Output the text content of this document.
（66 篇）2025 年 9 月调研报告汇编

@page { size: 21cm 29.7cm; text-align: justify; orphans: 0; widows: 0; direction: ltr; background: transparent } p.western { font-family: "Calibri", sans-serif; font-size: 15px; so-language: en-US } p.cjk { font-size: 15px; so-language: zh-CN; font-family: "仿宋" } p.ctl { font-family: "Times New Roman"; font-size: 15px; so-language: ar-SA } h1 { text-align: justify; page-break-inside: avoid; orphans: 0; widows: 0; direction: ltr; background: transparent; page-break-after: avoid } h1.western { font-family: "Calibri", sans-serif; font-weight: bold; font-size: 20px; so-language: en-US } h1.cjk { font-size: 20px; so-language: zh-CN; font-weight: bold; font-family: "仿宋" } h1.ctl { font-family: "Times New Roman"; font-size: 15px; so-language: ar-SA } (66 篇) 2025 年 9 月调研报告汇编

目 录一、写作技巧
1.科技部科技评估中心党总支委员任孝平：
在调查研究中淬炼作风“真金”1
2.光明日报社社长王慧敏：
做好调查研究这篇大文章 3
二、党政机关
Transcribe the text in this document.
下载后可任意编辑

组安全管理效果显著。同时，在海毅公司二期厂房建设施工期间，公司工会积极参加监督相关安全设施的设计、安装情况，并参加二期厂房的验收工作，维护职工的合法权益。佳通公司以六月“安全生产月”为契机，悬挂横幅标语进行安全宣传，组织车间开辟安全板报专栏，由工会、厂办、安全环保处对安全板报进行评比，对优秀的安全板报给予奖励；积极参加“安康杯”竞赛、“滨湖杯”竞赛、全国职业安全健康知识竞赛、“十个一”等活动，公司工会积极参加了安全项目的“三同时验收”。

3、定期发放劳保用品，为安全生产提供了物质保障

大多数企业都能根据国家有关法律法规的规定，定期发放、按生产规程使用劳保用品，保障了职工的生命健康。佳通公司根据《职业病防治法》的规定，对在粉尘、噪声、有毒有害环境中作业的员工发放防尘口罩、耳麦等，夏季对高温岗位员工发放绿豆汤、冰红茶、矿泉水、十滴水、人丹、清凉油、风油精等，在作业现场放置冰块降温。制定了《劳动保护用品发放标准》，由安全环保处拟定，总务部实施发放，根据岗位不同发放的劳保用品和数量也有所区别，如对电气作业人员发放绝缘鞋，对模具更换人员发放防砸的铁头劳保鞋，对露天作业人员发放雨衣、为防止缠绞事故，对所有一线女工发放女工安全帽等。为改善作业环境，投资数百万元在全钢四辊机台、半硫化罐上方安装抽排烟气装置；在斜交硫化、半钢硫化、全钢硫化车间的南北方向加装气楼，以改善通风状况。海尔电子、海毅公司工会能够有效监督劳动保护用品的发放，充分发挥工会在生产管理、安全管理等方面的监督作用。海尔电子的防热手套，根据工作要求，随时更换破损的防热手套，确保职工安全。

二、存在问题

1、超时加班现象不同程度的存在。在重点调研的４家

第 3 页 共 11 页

- **Direction**:
Print the line containing "Transcribe the text in this document." and every line after it to the end of the records above, exactly as written, and nothing else.

- **Result of the exercise**:
Transcribe the text in this document.
下载后可任意编辑

组安全管理效果显著。同时，在海毅公司二期厂房建设施工期间，公司工会积极参加监督相关安全设施的设计、安装情况，并参加二期厂房的验收工作，维护职工的合法权益。佳通公司以六月“安全生产月”为契机，悬挂横幅标语进行安全宣传，组织车间开辟安全板报专栏，由工会、厂办、安全环保处对安全板报进行评比，对优秀的安全板报给予奖励；积极参加“安康杯”竞赛、“滨湖杯”竞赛、全国职业安全健康知识竞赛、“十个一”等活动，公司工会积极参加了安全项目的“三同时验收”。

3、定期发放劳保用品，为安全生产提供了物质保障

大多数企业都能根据国家有关法律法规的规定，定期发放、按生产规程使用劳保用品，保障了职工的生命健康。佳通公司根据《职业病防治法》的规定，对在粉尘、噪声、有毒有害环境中作业的员工发放防尘口罩、耳麦等，夏季对高温岗位员工发放绿豆汤、冰红茶、矿泉水、十滴水、人丹、清凉油、风油精等，在作业现场放置冰块降温。制定了《劳动保护用品发放标准》，由安全环保处拟定，总务部实施发放，根据岗位不同发放的劳保用品和数量也有所区别，如对电气作业人员发放绝缘鞋，对模具更换人员发放防砸的铁头劳保鞋，对露天作业人员发放雨衣、为防止缠绞事故，对所有一线女工发放女工安全帽等。为改善作业环境，投资数百万元在全钢四辊机台、半硫化罐上方安装抽排烟气装置；在斜交硫化、半钢硫化、全钢硫化车间的南北方向加装气楼，以改善通风状况。海尔电子、海毅公司工会能够有效监督劳动保护用品的发放，充分发挥工会在生产管理、安全管理等方面的监督作用。海尔电子的防热手套，根据工作要求，随时更换破损的防热手套，确保职工安全。

二、存在问题

1、超时加班现象不同程度的存在。在重点调研的４家

第 3 页 共 11 页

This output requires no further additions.